YOUR OBJECTIVE:
Look through the material below. Copy every line with the string "Icing" in it.
** begin **
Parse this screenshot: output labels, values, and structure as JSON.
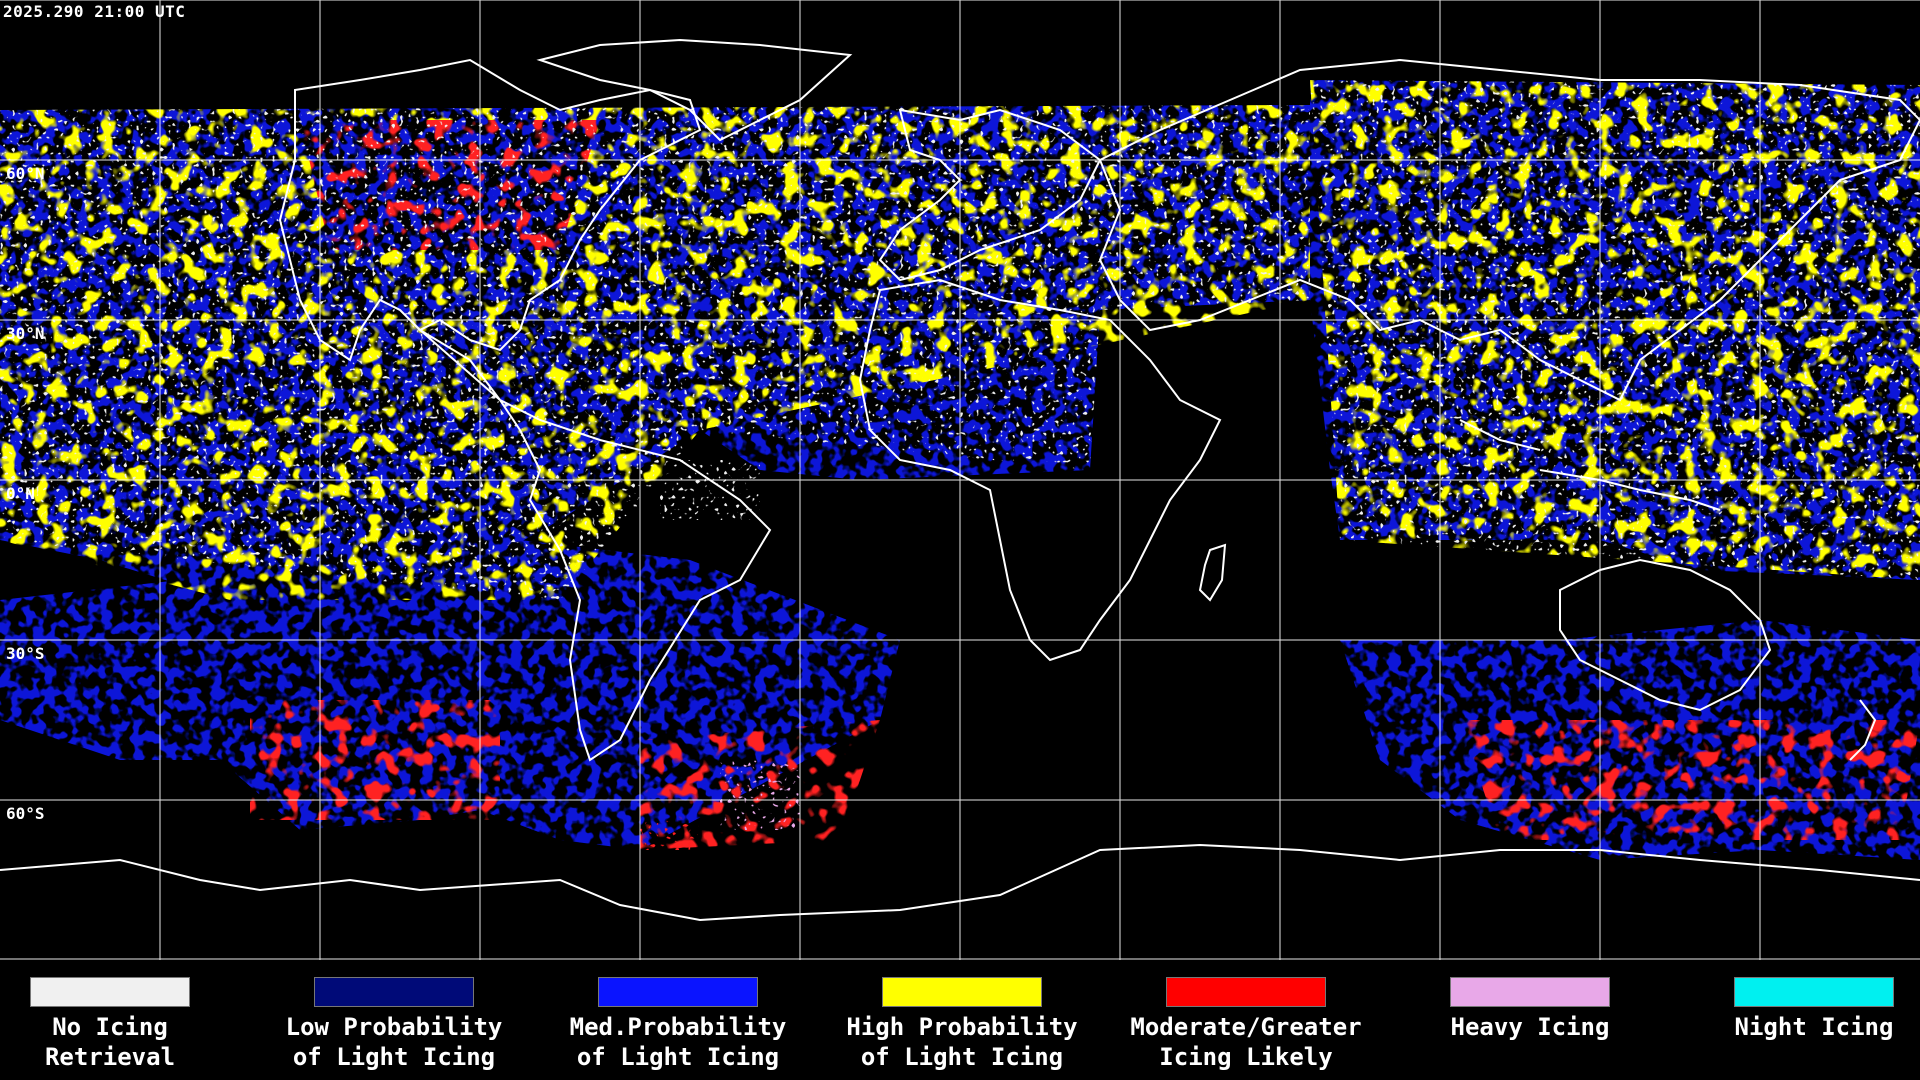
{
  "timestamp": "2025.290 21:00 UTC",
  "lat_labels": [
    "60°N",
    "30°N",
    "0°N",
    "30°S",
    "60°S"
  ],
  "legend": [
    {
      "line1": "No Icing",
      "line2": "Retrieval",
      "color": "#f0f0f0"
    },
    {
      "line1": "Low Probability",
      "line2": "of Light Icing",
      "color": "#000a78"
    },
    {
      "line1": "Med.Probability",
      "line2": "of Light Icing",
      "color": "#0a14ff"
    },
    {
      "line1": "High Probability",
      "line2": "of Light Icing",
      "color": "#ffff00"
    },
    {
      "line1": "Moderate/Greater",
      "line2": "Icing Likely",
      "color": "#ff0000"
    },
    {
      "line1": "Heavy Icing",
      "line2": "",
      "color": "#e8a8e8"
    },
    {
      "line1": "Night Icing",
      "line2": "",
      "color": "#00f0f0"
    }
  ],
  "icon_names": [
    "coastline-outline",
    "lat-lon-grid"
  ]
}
** end **
TASK RESPONSE:
      "line1": "No Icing",
      "line2": "of Light Icing",
      "line2": "of Light Icing",
      "line2": "of Light Icing",
      "line2": "Icing Likely",
      "line1": "Heavy Icing",
      "line1": "Night Icing",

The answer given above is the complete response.